Search the material below for the word "title". Copy every line that has it.
### GIVEN ENTRIES
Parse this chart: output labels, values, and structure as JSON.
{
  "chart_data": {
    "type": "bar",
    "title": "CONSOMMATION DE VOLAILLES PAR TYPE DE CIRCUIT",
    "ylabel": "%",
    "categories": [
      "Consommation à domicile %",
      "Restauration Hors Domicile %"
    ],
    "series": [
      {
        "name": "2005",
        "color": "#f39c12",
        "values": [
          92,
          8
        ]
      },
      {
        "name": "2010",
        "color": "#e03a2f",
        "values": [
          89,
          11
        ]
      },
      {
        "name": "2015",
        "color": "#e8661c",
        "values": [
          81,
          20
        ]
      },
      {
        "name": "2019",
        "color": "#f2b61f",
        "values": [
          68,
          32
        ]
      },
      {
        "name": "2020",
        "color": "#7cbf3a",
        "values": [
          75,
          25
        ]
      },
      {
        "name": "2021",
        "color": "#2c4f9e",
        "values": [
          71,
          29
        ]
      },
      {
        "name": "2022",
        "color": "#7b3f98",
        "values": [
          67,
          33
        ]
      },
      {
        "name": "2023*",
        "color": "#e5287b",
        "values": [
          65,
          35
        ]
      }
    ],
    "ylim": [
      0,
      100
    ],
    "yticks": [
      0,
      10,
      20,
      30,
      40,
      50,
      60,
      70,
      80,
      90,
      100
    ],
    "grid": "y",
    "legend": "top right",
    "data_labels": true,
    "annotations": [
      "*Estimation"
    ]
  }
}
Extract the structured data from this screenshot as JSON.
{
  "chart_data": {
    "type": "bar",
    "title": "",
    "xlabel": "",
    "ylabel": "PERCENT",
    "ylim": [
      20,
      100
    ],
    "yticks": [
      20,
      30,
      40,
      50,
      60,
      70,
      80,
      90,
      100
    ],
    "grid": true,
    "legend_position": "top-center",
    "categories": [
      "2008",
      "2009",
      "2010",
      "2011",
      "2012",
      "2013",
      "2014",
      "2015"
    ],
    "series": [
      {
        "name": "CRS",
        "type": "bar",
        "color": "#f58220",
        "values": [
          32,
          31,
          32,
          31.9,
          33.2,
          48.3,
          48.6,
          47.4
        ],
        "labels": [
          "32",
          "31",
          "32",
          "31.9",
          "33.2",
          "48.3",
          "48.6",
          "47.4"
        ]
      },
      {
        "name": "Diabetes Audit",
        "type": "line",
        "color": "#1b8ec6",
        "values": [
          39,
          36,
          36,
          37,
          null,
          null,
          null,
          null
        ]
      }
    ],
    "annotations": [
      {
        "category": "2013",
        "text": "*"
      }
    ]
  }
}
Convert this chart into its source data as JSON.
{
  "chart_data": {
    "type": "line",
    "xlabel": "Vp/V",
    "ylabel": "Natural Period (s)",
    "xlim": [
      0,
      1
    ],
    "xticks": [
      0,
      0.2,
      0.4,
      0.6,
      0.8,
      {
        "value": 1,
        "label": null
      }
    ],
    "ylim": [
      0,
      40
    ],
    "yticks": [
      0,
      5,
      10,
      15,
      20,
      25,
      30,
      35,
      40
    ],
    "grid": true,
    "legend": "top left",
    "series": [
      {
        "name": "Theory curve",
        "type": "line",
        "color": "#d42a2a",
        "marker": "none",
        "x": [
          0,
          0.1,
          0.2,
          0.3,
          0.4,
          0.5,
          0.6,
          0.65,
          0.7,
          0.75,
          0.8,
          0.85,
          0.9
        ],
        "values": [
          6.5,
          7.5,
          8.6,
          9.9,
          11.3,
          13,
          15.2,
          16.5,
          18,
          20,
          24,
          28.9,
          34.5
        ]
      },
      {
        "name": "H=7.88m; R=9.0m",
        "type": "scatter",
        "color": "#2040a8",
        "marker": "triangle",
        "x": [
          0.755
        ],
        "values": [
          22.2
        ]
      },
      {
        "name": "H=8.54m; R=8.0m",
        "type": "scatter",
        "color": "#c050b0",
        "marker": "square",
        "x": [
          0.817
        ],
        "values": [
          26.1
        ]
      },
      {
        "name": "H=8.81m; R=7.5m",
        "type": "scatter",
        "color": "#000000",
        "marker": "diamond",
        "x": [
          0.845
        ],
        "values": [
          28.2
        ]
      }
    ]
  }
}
######
> **COMPLETED EXERCISE**
    "title": "CONSOMMATION DE VOLAILLES PAR TYPE DE CIRCUIT",
    "title": "",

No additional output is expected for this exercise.